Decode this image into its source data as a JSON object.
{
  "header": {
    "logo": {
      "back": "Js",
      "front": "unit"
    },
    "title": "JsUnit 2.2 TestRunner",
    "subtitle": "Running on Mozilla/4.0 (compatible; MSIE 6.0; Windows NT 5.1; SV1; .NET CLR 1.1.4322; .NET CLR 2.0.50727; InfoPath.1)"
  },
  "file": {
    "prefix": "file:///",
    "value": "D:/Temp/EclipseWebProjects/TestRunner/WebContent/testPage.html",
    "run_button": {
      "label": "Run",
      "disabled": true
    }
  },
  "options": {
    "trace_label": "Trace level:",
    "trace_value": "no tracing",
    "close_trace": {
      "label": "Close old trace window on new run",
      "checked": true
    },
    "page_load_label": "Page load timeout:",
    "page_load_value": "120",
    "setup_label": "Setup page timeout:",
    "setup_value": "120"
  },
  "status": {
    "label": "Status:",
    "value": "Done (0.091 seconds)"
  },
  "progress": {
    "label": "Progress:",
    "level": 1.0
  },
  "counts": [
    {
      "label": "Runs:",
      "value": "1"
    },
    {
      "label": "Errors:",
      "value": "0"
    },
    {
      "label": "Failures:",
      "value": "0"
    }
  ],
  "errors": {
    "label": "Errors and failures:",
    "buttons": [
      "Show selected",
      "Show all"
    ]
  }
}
————————
» **Objective**
Copy all the lines above that hold the string "TestRunner".

» **Complete response**
    "title": "JsUnit 2.2 TestRunner",
    "value": "D:/Temp/EclipseWebProjects/TestRunner/WebContent/testPage.html",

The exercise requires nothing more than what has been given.